• Requirements:
Restate the complete material exactly.

• Exercise input:
▬▬▬▬▬▬
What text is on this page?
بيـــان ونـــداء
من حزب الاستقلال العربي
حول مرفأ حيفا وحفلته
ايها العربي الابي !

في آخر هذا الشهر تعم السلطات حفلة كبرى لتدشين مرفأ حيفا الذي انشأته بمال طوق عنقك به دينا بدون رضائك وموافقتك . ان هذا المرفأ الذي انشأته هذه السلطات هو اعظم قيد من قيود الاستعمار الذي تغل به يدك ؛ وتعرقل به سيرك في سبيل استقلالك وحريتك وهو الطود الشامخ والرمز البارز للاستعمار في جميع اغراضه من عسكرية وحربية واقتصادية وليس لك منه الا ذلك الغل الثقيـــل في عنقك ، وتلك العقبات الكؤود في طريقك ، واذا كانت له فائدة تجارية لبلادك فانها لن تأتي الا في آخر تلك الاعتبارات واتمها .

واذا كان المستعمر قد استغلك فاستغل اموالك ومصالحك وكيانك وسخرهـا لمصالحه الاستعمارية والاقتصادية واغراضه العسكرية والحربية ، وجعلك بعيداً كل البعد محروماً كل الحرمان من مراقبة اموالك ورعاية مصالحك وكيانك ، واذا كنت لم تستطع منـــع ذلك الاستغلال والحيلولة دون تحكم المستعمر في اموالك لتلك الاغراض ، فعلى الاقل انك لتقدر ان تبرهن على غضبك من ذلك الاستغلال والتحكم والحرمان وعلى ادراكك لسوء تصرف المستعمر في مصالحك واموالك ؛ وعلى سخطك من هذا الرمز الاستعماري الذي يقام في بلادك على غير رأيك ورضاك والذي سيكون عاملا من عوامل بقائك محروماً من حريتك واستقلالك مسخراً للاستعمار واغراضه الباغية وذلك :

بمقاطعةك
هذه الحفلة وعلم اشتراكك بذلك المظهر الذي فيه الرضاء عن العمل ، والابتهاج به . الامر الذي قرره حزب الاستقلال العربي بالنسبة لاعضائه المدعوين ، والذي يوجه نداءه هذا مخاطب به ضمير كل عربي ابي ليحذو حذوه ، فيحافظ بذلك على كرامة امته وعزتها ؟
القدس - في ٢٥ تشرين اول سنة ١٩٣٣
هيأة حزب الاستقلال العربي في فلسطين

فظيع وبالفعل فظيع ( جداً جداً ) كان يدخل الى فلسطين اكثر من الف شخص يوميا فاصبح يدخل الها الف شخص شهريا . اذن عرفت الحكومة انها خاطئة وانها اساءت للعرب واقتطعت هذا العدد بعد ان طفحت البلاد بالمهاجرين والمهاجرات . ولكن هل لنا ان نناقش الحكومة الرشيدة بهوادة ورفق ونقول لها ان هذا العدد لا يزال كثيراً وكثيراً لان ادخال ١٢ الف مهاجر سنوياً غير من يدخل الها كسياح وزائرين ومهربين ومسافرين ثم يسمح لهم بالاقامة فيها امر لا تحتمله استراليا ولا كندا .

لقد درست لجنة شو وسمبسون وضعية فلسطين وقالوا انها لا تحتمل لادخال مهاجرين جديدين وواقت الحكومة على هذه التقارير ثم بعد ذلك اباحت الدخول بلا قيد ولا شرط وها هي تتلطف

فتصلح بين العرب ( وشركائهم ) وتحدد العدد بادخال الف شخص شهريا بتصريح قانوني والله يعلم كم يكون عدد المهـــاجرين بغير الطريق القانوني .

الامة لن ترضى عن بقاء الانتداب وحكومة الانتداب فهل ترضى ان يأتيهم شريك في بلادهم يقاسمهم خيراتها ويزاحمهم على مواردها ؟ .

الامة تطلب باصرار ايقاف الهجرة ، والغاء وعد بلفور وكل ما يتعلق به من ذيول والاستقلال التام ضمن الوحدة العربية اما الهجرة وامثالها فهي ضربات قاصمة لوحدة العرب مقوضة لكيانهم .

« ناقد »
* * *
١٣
▬▬▬▬▬▬
• Final result:
What text is on this page?
بيـــان ونـــداء
من حزب الاستقلال العربي
حول مرفأ حيفا وحفلته
ايها العربي الابي !

في آخر هذا الشهر تعم السلطات حفلة كبرى لتدشين مرفأ حيفا الذي انشأته بمال طوق عنقك به دينا بدون رضائك وموافقتك . ان هذا المرفأ الذي انشأته هذه السلطات هو اعظم قيد من قيود الاستعمار الذي تغل به يدك ؛ وتعرقل به سيرك في سبيل استقلالك وحريتك وهو الطود الشامخ والرمز البارز للاستعمار في جميع اغراضه من عسكرية وحربية واقتصادية وليس لك منه الا ذلك الغل الثقيـــل في عنقك ، وتلك العقبات الكؤود في طريقك ، واذا كانت له فائدة تجارية لبلادك فانها لن تأتي الا في آخر تلك الاعتبارات واتمها .

واذا كان المستعمر قد استغلك فاستغل اموالك ومصالحك وكيانك وسخرهـا لمصالحه الاستعمارية والاقتصادية واغراضه العسكرية والحربية ، وجعلك بعيداً كل البعد محروماً كل الحرمان من مراقبة اموالك ورعاية مصالحك وكيانك ، واذا كنت لم تستطع منـــع ذلك الاستغلال والحيلولة دون تحكم المستعمر في اموالك لتلك الاغراض ، فعلى الاقل انك لتقدر ان تبرهن على غضبك من ذلك الاستغلال والتحكم والحرمان وعلى ادراكك لسوء تصرف المستعمر في مصالحك واموالك ؛ وعلى سخطك من هذا الرمز الاستعماري الذي يقام في بلادك على غير رأيك ورضاك والذي سيكون عاملا من عوامل بقائك محروماً من حريتك واستقلالك مسخراً للاستعمار واغراضه الباغية وذلك :

بمقاطعةك
هذه الحفلة وعلم اشتراكك بذلك المظهر الذي فيه الرضاء عن العمل ، والابتهاج به . الامر الذي قرره حزب الاستقلال العربي بالنسبة لاعضائه المدعوين ، والذي يوجه نداءه هذا مخاطب به ضمير كل عربي ابي ليحذو حذوه ، فيحافظ بذلك على كرامة امته وعزتها ؟
القدس - في ٢٥ تشرين اول سنة ١٩٣٣
هيأة حزب الاستقلال العربي في فلسطين

فظيع وبالفعل فظيع ( جداً جداً ) كان يدخل الى فلسطين اكثر من الف شخص يوميا فاصبح يدخل الها الف شخص شهريا . اذن عرفت الحكومة انها خاطئة وانها اساءت للعرب واقتطعت هذا العدد بعد ان طفحت البلاد بالمهاجرين والمهاجرات . ولكن هل لنا ان نناقش الحكومة الرشيدة بهوادة ورفق ونقول لها ان هذا العدد لا يزال كثيراً وكثيراً لان ادخال ١٢ الف مهاجر سنوياً غير من يدخل الها كسياح وزائرين ومهربين ومسافرين ثم يسمح لهم بالاقامة فيها امر لا تحتمله استراليا ولا كندا .

لقد درست لجنة شو وسمبسون وضعية فلسطين وقالوا انها لا تحتمل لادخال مهاجرين جديدين وواقت الحكومة على هذه التقارير ثم بعد ذلك اباحت الدخول بلا قيد ولا شرط وها هي تتلطف

فتصلح بين العرب ( وشركائهم ) وتحدد العدد بادخال الف شخص شهريا بتصريح قانوني والله يعلم كم يكون عدد المهـــاجرين بغير الطريق القانوني .

الامة لن ترضى عن بقاء الانتداب وحكومة الانتداب فهل ترضى ان يأتيهم شريك في بلادهم يقاسمهم خيراتها ويزاحمهم على مواردها ؟ .

الامة تطلب باصرار ايقاف الهجرة ، والغاء وعد بلفور وكل ما يتعلق به من ذيول والاستقلال التام ضمن الوحدة العربية اما الهجرة وامثالها فهي ضربات قاصمة لوحدة العرب مقوضة لكيانهم .

« ناقد »
* * *
١٣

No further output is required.